- **TASK TO CARRY OUT**: Below are some records; return each one exactly.

Records excerpted from a collection
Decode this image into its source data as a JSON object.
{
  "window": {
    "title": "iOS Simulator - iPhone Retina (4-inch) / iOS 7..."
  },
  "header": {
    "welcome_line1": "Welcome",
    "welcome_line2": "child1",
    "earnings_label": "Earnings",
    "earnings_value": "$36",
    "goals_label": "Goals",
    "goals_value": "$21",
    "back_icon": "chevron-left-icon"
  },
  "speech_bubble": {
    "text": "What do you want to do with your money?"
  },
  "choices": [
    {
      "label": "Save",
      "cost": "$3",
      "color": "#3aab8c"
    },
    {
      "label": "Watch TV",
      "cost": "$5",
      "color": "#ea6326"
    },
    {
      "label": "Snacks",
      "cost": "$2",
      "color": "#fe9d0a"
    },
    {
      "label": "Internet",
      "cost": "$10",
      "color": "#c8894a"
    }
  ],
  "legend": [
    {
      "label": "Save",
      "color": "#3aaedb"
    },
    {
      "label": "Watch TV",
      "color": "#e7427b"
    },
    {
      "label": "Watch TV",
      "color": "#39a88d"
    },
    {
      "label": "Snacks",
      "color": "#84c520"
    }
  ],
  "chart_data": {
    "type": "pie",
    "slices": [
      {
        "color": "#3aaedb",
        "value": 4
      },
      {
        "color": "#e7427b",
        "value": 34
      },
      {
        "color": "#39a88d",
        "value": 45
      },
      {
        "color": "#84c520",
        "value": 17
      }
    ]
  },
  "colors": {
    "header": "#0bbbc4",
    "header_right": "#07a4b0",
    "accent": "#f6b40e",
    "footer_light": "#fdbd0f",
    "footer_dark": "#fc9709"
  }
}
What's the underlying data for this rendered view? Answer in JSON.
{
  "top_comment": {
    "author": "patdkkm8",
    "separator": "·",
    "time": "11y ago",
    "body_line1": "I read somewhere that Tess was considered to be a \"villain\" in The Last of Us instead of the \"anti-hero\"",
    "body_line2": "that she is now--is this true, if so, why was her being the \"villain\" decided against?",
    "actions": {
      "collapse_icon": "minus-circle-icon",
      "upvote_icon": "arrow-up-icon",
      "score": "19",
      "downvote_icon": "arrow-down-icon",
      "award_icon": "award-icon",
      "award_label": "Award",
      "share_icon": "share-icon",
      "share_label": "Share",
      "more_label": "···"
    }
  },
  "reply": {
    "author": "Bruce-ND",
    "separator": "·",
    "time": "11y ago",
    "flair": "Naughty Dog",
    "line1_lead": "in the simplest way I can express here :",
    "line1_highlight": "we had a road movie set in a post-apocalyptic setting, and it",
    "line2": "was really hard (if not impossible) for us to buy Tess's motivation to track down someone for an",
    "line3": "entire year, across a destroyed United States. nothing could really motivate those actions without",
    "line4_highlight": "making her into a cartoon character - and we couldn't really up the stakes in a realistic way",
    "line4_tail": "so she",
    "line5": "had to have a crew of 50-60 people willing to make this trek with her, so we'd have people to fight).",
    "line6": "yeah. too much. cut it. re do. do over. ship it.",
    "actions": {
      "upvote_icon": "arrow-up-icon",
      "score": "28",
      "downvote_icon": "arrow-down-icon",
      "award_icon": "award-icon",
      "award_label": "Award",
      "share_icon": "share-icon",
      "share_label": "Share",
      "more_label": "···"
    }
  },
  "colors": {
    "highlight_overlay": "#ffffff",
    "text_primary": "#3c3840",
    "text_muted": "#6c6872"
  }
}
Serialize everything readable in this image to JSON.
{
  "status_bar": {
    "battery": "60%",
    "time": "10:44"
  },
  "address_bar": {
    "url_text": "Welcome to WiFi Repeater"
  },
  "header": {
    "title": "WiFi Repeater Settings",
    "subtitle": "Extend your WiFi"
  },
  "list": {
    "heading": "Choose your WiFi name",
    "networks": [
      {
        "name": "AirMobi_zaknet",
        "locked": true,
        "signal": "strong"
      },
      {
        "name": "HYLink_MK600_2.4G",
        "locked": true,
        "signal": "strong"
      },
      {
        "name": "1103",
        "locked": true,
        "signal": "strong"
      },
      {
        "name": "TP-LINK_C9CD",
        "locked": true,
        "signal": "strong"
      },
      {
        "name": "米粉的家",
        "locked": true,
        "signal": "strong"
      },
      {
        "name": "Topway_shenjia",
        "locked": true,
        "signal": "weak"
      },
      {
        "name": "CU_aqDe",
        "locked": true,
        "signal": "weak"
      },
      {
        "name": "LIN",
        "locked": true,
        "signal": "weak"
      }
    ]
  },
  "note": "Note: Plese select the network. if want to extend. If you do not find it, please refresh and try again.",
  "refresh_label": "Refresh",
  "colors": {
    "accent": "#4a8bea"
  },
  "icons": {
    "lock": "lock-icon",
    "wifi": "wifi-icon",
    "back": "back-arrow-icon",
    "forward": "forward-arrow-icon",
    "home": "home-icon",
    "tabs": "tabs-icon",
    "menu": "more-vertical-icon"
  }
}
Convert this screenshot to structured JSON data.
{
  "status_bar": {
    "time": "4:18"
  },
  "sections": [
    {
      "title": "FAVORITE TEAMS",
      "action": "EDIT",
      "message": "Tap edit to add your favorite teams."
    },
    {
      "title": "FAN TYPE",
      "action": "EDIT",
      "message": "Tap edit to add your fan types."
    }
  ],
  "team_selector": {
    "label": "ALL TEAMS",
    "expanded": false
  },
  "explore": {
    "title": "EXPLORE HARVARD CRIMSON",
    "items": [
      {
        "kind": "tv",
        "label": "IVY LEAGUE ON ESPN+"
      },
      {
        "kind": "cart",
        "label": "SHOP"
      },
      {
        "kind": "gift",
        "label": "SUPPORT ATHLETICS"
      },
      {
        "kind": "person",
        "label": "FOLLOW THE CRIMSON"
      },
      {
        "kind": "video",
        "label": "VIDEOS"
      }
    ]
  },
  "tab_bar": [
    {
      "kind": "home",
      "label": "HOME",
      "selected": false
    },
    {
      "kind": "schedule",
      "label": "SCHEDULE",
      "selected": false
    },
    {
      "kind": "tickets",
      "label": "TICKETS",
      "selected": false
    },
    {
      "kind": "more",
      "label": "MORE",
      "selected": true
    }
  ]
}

- **FULL RESPONSE**:
Decode this image into its source data as a JSON object.
{
  "window": {
    "title": "iOS Simulator - iPhone Retina (4-inch) / iOS 7..."
  },
  "header": {
    "welcome_line1": "Welcome",
    "welcome_line2": "child1",
    "earnings_label": "Earnings",
    "earnings_value": "$36",
    "goals_label": "Goals",
    "goals_value": "$21",
    "back_icon": "chevron-left-icon"
  },
  "speech_bubble": {
    "text": "What do you want to do with your money?"
  },
  "choices": [
    {
      "label": "Save",
      "cost": "$3",
      "color": "#3aab8c"
    },
    {
      "label": "Watch TV",
      "cost": "$5",
      "color": "#ea6326"
    },
    {
      "label": "Snacks",
      "cost": "$2",
      "color": "#fe9d0a"
    },
    {
      "label": "Internet",
      "cost": "$10",
      "color": "#c8894a"
    }
  ],
  "legend": [
    {
      "label": "Save",
      "color": "#3aaedb"
    },
    {
      "label": "Watch TV",
      "color": "#e7427b"
    },
    {
      "label": "Watch TV",
      "color": "#39a88d"
    },
    {
      "label": "Snacks",
      "color": "#84c520"
    }
  ],
  "chart_data": {
    "type": "pie",
    "slices": [
      {
        "color": "#3aaedb",
        "value": 4
      },
      {
        "color": "#e7427b",
        "value": 34
      },
      {
        "color": "#39a88d",
        "value": 45
      },
      {
        "color": "#84c520",
        "value": 17
      }
    ]
  },
  "colors": {
    "header": "#0bbbc4",
    "header_right": "#07a4b0",
    "accent": "#f6b40e",
    "footer_light": "#fdbd0f",
    "footer_dark": "#fc9709"
  }
}
What's the underlying data for this rendered view? Answer in JSON.
{
  "top_comment": {
    "author": "patdkkm8",
    "separator": "·",
    "time": "11y ago",
    "body_line1": "I read somewhere that Tess was considered to be a \"villain\" in The Last of Us instead of the \"anti-hero\"",
    "body_line2": "that she is now--is this true, if so, why was her being the \"villain\" decided against?",
    "actions": {
      "collapse_icon": "minus-circle-icon",
      "upvote_icon": "arrow-up-icon",
      "score": "19",
      "downvote_icon": "arrow-down-icon",
      "award_icon": "award-icon",
      "award_label": "Award",
      "share_icon": "share-icon",
      "share_label": "Share",
      "more_label": "···"
    }
  },
  "reply": {
    "author": "Bruce-ND",
    "separator": "·",
    "time": "11y ago",
    "flair": "Naughty Dog",
    "line1_lead": "in the simplest way I can express here :",
    "line1_highlight": "we had a road movie set in a post-apocalyptic setting, and it",
    "line2": "was really hard (if not impossible) for us to buy Tess's motivation to track down someone for an",
    "line3": "entire year, across a destroyed United States. nothing could really motivate those actions without",
    "line4_highlight": "making her into a cartoon character - and we couldn't really up the stakes in a realistic way",
    "line4_tail": "so she",
    "line5": "had to have a crew of 50-60 people willing to make this trek with her, so we'd have people to fight).",
    "line6": "yeah. too much. cut it. re do. do over. ship it.",
    "actions": {
      "upvote_icon": "arrow-up-icon",
      "score": "28",
      "downvote_icon": "arrow-down-icon",
      "award_icon": "award-icon",
      "award_label": "Award",
      "share_icon": "share-icon",
      "share_label": "Share",
      "more_label": "···"
    }
  },
  "colors": {
    "highlight_overlay": "#ffffff",
    "text_primary": "#3c3840",
    "text_muted": "#6c6872"
  }
}
Serialize everything readable in this image to JSON.
{
  "status_bar": {
    "battery": "60%",
    "time": "10:44"
  },
  "address_bar": {
    "url_text": "Welcome to WiFi Repeater"
  },
  "header": {
    "title": "WiFi Repeater Settings",
    "subtitle": "Extend your WiFi"
  },
  "list": {
    "heading": "Choose your WiFi name",
    "networks": [
      {
        "name": "AirMobi_zaknet",
        "locked": true,
        "signal": "strong"
      },
      {
        "name": "HYLink_MK600_2.4G",
        "locked": true,
        "signal": "strong"
      },
      {
        "name": "1103",
        "locked": true,
        "signal": "strong"
      },
      {
        "name": "TP-LINK_C9CD",
        "locked": true,
        "signal": "strong"
      },
      {
        "name": "米粉的家",
        "locked": true,
        "signal": "strong"
      },
      {
        "name": "Topway_shenjia",
        "locked": true,
        "signal": "weak"
      },
      {
        "name": "CU_aqDe",
        "locked": true,
        "signal": "weak"
      },
      {
        "name": "LIN",
        "locked": true,
        "signal": "weak"
      }
    ]
  },
  "note": "Note: Plese select the network. if want to extend. If you do not find it, please refresh and try again.",
  "refresh_label": "Refresh",
  "colors": {
    "accent": "#4a8bea"
  },
  "icons": {
    "lock": "lock-icon",
    "wifi": "wifi-icon",
    "back": "back-arrow-icon",
    "forward": "forward-arrow-icon",
    "home": "home-icon",
    "tabs": "tabs-icon",
    "menu": "more-vertical-icon"
  }
}
Convert this screenshot to structured JSON data.
{
  "status_bar": {
    "time": "4:18"
  },
  "sections": [
    {
      "title": "FAVORITE TEAMS",
      "action": "EDIT",
      "message": "Tap edit to add your favorite teams."
    },
    {
      "title": "FAN TYPE",
      "action": "EDIT",
      "message": "Tap edit to add your fan types."
    }
  ],
  "team_selector": {
    "label": "ALL TEAMS",
    "expanded": false
  },
  "explore": {
    "title": "EXPLORE HARVARD CRIMSON",
    "items": [
      {
        "kind": "tv",
        "label": "IVY LEAGUE ON ESPN+"
      },
      {
        "kind": "cart",
        "label": "SHOP"
      },
      {
        "kind": "gift",
        "label": "SUPPORT ATHLETICS"
      },
      {
        "kind": "person",
        "label": "FOLLOW THE CRIMSON"
      },
      {
        "kind": "video",
        "label": "VIDEOS"
      }
    ]
  },
  "tab_bar": [
    {
      "kind": "home",
      "label": "HOME",
      "selected": false
    },
    {
      "kind": "schedule",
      "label": "SCHEDULE",
      "selected": false
    },
    {
      "kind": "tickets",
      "label": "TICKETS",
      "selected": false
    },
    {
      "kind": "more",
      "label": "MORE",
      "selected": true
    }
  ]
}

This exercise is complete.